> Your objective: Look for the string "text" in the lines and copy each line that has it.
* Start Available data *
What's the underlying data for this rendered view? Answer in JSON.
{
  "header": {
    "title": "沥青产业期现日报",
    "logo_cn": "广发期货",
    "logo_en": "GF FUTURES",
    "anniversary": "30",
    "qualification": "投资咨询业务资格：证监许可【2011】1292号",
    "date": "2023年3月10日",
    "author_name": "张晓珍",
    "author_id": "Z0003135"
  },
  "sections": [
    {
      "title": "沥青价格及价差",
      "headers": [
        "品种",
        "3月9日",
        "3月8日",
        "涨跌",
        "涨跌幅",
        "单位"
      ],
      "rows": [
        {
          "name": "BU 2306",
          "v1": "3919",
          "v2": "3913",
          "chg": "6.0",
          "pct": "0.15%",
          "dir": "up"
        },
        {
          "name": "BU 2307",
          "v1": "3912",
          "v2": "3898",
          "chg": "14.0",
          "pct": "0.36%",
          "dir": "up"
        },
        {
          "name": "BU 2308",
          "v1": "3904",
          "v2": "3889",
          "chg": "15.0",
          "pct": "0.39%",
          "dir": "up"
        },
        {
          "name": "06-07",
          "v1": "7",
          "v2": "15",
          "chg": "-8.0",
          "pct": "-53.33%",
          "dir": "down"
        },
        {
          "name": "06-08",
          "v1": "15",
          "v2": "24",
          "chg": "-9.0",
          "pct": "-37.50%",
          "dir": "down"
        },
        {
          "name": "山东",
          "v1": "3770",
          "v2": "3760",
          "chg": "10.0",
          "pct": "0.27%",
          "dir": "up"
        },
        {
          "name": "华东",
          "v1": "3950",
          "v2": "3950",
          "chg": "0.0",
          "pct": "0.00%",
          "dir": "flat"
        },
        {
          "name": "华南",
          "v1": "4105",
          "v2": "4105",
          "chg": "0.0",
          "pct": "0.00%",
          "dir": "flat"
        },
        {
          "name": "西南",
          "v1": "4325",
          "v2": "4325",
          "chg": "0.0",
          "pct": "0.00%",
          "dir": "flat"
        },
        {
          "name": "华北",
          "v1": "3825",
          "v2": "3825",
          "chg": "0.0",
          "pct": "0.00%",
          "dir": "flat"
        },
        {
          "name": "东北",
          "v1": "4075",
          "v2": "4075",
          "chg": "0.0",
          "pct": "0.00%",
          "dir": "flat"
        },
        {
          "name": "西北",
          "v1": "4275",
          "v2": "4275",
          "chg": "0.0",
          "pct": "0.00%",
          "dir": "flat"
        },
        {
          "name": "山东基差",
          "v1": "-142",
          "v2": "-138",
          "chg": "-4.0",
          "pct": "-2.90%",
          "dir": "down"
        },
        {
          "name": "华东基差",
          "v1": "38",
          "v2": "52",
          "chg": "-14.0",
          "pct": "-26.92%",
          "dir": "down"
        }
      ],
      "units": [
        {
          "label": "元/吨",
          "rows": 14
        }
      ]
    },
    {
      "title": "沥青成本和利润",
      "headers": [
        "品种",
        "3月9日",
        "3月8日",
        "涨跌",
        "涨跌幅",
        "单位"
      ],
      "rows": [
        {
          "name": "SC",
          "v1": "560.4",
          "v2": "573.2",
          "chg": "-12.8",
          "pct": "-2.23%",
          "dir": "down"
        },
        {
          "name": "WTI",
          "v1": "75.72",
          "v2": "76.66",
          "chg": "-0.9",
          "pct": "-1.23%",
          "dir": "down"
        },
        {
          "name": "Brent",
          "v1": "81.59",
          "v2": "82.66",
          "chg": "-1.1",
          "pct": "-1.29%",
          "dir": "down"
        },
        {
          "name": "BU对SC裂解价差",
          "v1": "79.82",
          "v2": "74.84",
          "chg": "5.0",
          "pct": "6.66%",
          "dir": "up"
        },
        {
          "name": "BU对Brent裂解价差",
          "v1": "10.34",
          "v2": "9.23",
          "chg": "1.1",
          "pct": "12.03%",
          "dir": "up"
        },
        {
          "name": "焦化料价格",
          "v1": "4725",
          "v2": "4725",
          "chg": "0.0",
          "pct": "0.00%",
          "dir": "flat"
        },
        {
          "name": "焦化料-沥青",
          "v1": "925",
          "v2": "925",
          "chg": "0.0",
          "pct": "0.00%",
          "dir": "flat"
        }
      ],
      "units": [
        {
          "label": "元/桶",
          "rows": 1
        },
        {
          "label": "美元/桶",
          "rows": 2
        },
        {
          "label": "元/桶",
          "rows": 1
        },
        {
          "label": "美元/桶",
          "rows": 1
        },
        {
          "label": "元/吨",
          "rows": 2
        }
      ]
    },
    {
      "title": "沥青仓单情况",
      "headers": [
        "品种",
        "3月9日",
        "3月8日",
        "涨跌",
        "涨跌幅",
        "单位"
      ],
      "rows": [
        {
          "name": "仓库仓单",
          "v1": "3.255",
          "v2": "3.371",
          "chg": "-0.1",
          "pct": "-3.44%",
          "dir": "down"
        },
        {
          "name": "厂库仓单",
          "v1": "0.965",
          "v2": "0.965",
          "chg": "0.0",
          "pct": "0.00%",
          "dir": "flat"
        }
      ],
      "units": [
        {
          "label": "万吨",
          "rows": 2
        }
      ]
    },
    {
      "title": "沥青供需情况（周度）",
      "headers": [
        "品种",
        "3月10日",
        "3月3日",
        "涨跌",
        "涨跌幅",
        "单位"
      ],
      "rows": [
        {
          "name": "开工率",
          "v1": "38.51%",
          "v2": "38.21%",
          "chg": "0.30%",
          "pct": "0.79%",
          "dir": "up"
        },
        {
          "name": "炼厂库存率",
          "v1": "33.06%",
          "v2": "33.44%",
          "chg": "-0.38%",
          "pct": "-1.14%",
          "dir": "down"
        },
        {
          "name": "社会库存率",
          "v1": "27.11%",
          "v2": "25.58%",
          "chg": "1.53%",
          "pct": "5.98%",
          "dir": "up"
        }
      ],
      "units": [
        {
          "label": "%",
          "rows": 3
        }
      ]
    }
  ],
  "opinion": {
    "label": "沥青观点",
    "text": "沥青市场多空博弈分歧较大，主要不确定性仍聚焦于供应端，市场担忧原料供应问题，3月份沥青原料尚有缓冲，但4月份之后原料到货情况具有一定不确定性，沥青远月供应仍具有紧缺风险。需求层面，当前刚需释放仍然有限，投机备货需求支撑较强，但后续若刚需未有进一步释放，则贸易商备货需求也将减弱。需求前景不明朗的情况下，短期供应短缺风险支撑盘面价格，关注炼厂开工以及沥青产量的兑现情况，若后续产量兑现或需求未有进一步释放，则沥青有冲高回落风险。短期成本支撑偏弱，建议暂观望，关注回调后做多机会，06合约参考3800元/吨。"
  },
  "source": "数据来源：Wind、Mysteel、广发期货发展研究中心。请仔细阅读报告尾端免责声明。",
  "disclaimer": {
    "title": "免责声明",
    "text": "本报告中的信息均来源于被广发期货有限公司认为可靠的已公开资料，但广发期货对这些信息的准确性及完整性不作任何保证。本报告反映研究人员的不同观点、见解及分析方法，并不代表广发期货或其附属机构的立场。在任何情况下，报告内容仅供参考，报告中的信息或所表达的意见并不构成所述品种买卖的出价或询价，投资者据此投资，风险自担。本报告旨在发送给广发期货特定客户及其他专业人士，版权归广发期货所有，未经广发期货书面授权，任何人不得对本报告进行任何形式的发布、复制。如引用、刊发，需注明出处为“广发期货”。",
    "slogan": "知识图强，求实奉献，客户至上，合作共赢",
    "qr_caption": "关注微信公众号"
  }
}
* End Available data *
> Exercise solution:
    "text": "沥青市场多空博弈分歧较大，主要不确定性仍聚焦于供应端，市场担忧原料供应问题，3月份沥青原料尚有缓冲，但4月份之后原料到货情况具有一定不确定性，沥青远月供应仍具有紧缺风险。需求层面，当前刚需释放仍然有限，投机备货需求支撑较强，但后续若刚需未有进一步释放，则贸易商备货需求也将减弱。需求前景不明朗的情况下，短期供应短缺风险支撑盘面价格，关注炼厂开工以及沥青产量的兑现情况，若后续产量兑现或需求未有进一步释放，则沥青有冲高回落风险。短期成本支撑偏弱，建议暂观望，关注回调后做多机会，06合约参考3800元/吨。"
    "text": "本报告中的信息均来源于被广发期货有限公司认为可靠的已公开资料，但广发期货对这些信息的准确性及完整性不作任何保证。本报告反映研究人员的不同观点、见解及分析方法，并不代表广发期货或其附属机构的立场。在任何情况下，报告内容仅供参考，报告中的信息或所表达的意见并不构成所述品种买卖的出价或询价，投资者据此投资，风险自担。本报告旨在发送给广发期货特定客户及其他专业人士，版权归广发期货所有，未经广发期货书面授权，任何人不得对本报告进行任何形式的发布、复制。如引用、刊发，需注明出处为“广发期货”。",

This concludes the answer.